• [WRITTEN REQUEST] Every entry should be repeated exactly. Omit the pictures.

** Start LISTED ENTRIES **

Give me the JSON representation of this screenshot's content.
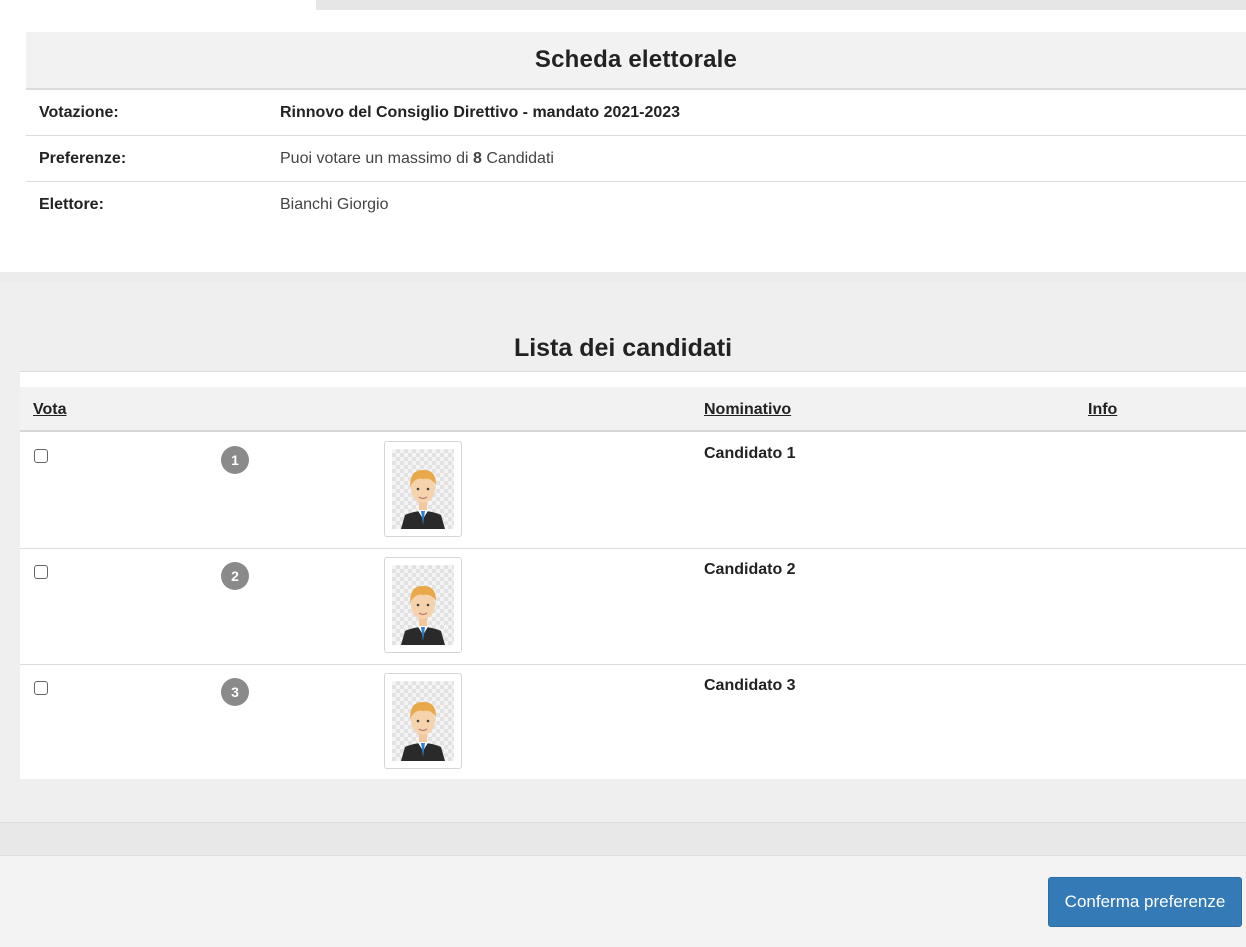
{
  "ballot": {
    "title": "Scheda elettorale",
    "vote_label": "Votazione:",
    "vote_value": "Rinnovo del Consiglio Direttivo - mandato 2021-2023",
    "pref_label": "Preferenze:",
    "pref_prefix": "Puoi votare un massimo di ",
    "pref_count": "8",
    "pref_suffix": " Candidati",
    "voter_label": "Elettore:",
    "voter_value": "Bianchi Giorgio"
  },
  "candidates": {
    "title": "Lista dei candidati",
    "headers": {
      "vote": "Vota",
      "name": "Nominativo",
      "info": "Info"
    },
    "rows": [
      {
        "number": "1",
        "name": "Candidato 1",
        "checked": false
      },
      {
        "number": "2",
        "name": "Candidato 2",
        "checked": false
      },
      {
        "number": "3",
        "name": "Candidato 3",
        "checked": false
      }
    ]
  },
  "footer": {
    "confirm_label": "Conferma preferenze"
  },
  "colors": {
    "primary": "#337ab7",
    "badge": "#8a8a8a"
  },
  "icons": {
    "avatar": "candidate-avatar-icon"
  }
}
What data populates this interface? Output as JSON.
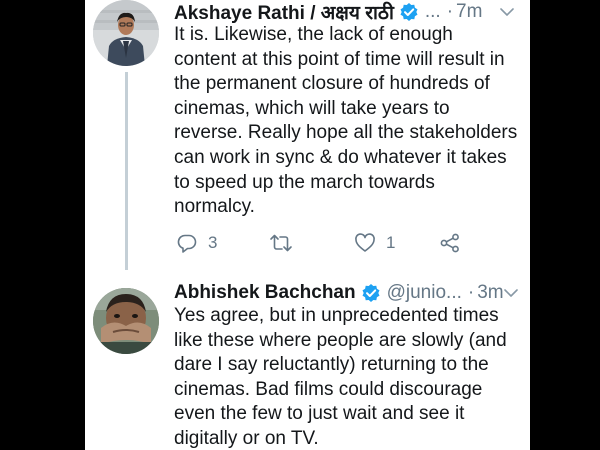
{
  "tweets": [
    {
      "author": {
        "name": "Akshaye Rathi / अक्षय राठी",
        "handle": "",
        "verified": true
      },
      "truncation": "...",
      "separator": "·",
      "time": "7m",
      "text_lines": [
        "It is. Likewise, the lack of enough",
        "content at this point of time will result in",
        "the permanent closure of hundreds of",
        "cinemas, which will take years to",
        "reverse. Really hope all the stakeholders",
        "can work in sync & do whatever it takes",
        "to speed up the march towards",
        "normalcy."
      ],
      "actions": {
        "replies": "3",
        "retweets": "",
        "likes": "1"
      }
    },
    {
      "author": {
        "name": "Abhishek Bachchan",
        "handle": "@junio...",
        "verified": true
      },
      "separator": "·",
      "time": "3m",
      "text_lines": [
        "Yes agree, but in unprecedented times",
        "like these where people are slowly (and",
        "dare I say reluctantly) returning to the",
        "cinemas. Bad films could discourage",
        "even the few to just wait and see it",
        "digitally or on TV."
      ]
    }
  ],
  "icons": {
    "verified": "verified-badge-icon",
    "caret": "chevron-down-icon",
    "reply": "reply-icon",
    "retweet": "retweet-icon",
    "like": "heart-icon",
    "share": "share-icon"
  },
  "colors": {
    "background": "#000000",
    "card": "#ffffff",
    "text": "#14171a",
    "secondary": "#657786",
    "verified": "#1da1f2",
    "thread_line": "#c4cfd6"
  }
}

** End LISTED ENTRIES **

• [RESPONSE]
Give me the JSON representation of this screenshot's content.
{
  "ballot": {
    "title": "Scheda elettorale",
    "vote_label": "Votazione:",
    "vote_value": "Rinnovo del Consiglio Direttivo - mandato 2021-2023",
    "pref_label": "Preferenze:",
    "pref_prefix": "Puoi votare un massimo di ",
    "pref_count": "8",
    "pref_suffix": " Candidati",
    "voter_label": "Elettore:",
    "voter_value": "Bianchi Giorgio"
  },
  "candidates": {
    "title": "Lista dei candidati",
    "headers": {
      "vote": "Vota",
      "name": "Nominativo",
      "info": "Info"
    },
    "rows": [
      {
        "number": "1",
        "name": "Candidato 1",
        "checked": false
      },
      {
        "number": "2",
        "name": "Candidato 2",
        "checked": false
      },
      {
        "number": "3",
        "name": "Candidato 3",
        "checked": false
      }
    ]
  },
  "footer": {
    "confirm_label": "Conferma preferenze"
  },
  "colors": {
    "primary": "#337ab7",
    "badge": "#8a8a8a"
  },
  "icons": {
    "avatar": "candidate-avatar-icon"
  }
}
What data populates this interface? Output as JSON.
{
  "tweets": [
    {
      "author": {
        "name": "Akshaye Rathi / अक्षय राठी",
        "handle": "",
        "verified": true
      },
      "truncation": "...",
      "separator": "·",
      "time": "7m",
      "text_lines": [
        "It is. Likewise, the lack of enough",
        "content at this point of time will result in",
        "the permanent closure of hundreds of",
        "cinemas, which will take years to",
        "reverse. Really hope all the stakeholders",
        "can work in sync & do whatever it takes",
        "to speed up the march towards",
        "normalcy."
      ],
      "actions": {
        "replies": "3",
        "retweets": "",
        "likes": "1"
      }
    },
    {
      "author": {
        "name": "Abhishek Bachchan",
        "handle": "@junio...",
        "verified": true
      },
      "separator": "·",
      "time": "3m",
      "text_lines": [
        "Yes agree, but in unprecedented times",
        "like these where people are slowly (and",
        "dare I say reluctantly) returning to the",
        "cinemas. Bad films could discourage",
        "even the few to just wait and see it",
        "digitally or on TV."
      ]
    }
  ],
  "icons": {
    "verified": "verified-badge-icon",
    "caret": "chevron-down-icon",
    "reply": "reply-icon",
    "retweet": "retweet-icon",
    "like": "heart-icon",
    "share": "share-icon"
  },
  "colors": {
    "background": "#000000",
    "card": "#ffffff",
    "text": "#14171a",
    "secondary": "#657786",
    "verified": "#1da1f2",
    "thread_line": "#c4cfd6"
  }
}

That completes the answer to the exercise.